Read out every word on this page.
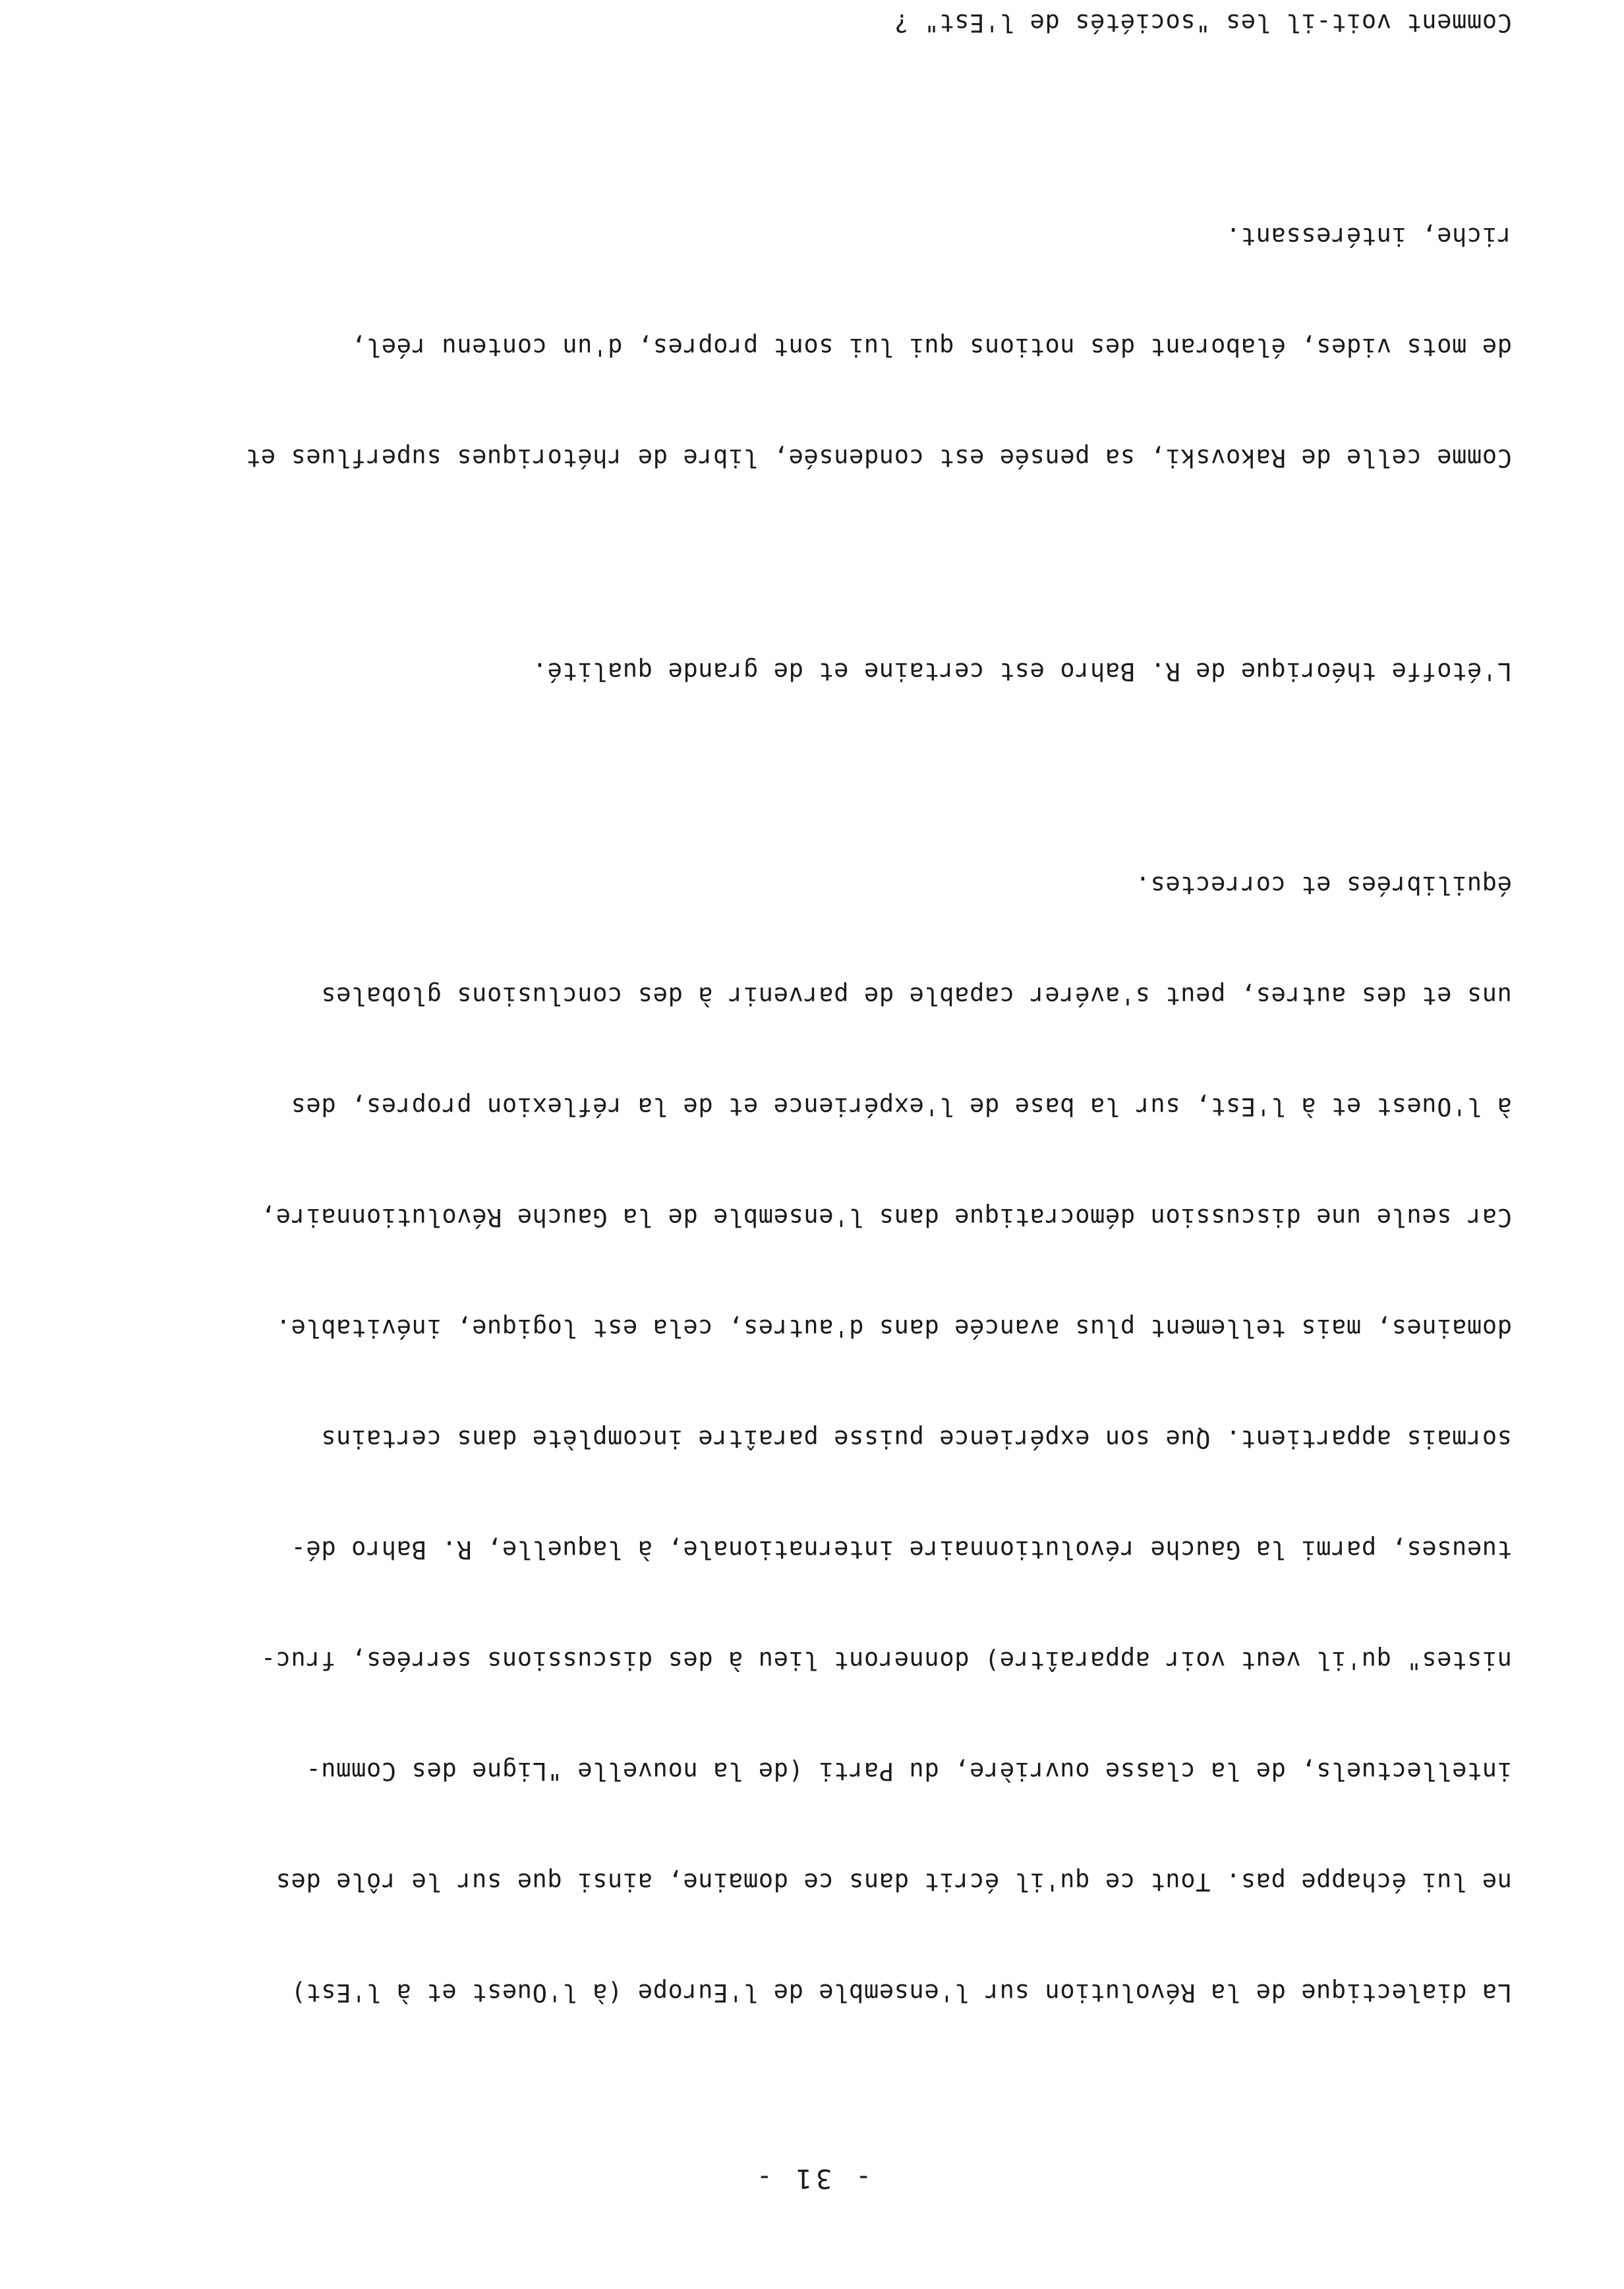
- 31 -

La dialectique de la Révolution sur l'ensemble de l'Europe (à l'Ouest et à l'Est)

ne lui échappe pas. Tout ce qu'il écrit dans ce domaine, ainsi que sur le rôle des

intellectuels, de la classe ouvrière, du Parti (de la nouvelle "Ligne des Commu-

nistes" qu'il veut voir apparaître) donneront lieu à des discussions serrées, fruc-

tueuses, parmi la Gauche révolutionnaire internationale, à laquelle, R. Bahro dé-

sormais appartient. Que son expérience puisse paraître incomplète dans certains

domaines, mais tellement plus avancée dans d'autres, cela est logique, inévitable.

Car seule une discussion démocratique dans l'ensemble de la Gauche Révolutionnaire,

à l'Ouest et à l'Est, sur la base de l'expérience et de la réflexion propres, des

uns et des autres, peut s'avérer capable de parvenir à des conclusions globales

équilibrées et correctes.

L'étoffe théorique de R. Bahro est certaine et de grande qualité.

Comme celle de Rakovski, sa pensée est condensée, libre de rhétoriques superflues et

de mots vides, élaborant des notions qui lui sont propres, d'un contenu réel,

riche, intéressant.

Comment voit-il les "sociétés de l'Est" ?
::::::
Copy everything in the records above except the pictures, exactly as written.

• WRITTEN SOLUTION:
Read out every word on this page.
- 31 -

La dialectique de la Révolution sur l'ensemble de l'Europe (à l'Ouest et à l'Est)

ne lui échappe pas. Tout ce qu'il écrit dans ce domaine, ainsi que sur le rôle des

intellectuels, de la classe ouvrière, du Parti (de la nouvelle "Ligne des Commu-

nistes" qu'il veut voir apparaître) donneront lieu à des discussions serrées, fruc-

tueuses, parmi la Gauche révolutionnaire internationale, à laquelle, R. Bahro dé-

sormais appartient. Que son expérience puisse paraître incomplète dans certains

domaines, mais tellement plus avancée dans d'autres, cela est logique, inévitable.

Car seule une discussion démocratique dans l'ensemble de la Gauche Révolutionnaire,

à l'Ouest et à l'Est, sur la base de l'expérience et de la réflexion propres, des

uns et des autres, peut s'avérer capable de parvenir à des conclusions globales

équilibrées et correctes.

L'étoffe théorique de R. Bahro est certaine et de grande qualité.

Comme celle de Rakovski, sa pensée est condensée, libre de rhétoriques superflues et

de mots vides, élaborant des notions qui lui sont propres, d'un contenu réel,

riche, intéressant.

Comment voit-il les "sociétés de l'Est" ?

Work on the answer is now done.